— START Data for processing —

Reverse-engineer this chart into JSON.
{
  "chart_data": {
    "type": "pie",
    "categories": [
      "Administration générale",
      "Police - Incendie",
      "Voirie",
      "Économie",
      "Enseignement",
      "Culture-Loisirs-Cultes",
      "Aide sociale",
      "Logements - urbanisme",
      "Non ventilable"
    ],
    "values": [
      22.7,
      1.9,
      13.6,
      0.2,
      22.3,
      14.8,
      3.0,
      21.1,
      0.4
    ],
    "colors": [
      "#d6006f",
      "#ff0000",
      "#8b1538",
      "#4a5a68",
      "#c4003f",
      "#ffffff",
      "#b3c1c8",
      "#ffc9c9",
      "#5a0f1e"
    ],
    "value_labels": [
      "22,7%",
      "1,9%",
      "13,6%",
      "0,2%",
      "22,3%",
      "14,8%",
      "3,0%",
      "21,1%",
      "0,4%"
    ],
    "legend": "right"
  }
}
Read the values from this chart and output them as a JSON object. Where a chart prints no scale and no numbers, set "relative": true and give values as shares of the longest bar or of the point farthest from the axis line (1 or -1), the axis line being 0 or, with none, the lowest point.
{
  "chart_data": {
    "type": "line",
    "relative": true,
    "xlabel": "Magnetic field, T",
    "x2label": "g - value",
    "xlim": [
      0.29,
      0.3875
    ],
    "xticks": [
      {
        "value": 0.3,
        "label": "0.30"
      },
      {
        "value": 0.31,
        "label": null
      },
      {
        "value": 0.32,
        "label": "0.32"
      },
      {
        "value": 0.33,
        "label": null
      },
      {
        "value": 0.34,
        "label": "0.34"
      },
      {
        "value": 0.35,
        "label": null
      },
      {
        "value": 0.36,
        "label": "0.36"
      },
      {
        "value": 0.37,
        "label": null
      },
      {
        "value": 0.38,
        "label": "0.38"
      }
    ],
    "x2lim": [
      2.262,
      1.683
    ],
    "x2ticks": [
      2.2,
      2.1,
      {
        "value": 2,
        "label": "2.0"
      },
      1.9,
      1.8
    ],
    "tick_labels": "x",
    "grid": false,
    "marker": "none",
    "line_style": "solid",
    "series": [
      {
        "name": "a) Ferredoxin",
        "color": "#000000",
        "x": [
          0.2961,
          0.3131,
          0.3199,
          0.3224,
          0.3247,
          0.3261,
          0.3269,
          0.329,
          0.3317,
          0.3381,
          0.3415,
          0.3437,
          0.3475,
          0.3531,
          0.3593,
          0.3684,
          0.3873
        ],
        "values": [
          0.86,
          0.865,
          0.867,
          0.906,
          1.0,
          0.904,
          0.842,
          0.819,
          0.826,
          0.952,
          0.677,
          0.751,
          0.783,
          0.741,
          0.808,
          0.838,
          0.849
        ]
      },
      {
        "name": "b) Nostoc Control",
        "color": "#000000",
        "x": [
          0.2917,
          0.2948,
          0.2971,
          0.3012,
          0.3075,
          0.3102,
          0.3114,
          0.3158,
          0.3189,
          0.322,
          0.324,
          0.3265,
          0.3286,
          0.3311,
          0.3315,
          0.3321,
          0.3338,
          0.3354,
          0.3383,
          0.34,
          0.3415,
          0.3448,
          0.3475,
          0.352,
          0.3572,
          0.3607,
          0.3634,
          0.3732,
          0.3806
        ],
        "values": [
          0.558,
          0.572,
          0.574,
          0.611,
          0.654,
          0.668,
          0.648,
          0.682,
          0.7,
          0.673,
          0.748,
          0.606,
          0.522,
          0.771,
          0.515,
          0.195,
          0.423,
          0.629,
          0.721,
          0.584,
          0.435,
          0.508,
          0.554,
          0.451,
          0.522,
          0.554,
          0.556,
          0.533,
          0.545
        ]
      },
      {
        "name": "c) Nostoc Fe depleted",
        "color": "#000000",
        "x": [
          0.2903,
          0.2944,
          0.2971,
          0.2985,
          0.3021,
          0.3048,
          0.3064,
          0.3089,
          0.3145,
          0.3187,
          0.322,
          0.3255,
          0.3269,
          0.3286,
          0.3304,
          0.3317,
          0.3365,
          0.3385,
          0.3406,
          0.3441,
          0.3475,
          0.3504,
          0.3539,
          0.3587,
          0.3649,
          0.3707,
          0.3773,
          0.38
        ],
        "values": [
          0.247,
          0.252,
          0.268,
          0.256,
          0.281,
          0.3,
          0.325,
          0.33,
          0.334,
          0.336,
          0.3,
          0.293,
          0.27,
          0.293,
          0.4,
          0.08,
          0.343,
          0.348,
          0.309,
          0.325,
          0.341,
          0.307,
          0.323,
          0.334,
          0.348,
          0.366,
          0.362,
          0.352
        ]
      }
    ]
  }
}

— END Data for processing —

* Exercise brief *
List all lines from the entries that include the word "JSON".

* The result *
Reverse-engineer this chart into JSON.
Read the values from this chart and output them as a JSON object. Where a chart prints no scale and no numbers, set "relative": true and give values as shares of the longest bar or of the point farthest from the axis line (1 or -1), the axis line being 0 or, with none, the lowest point.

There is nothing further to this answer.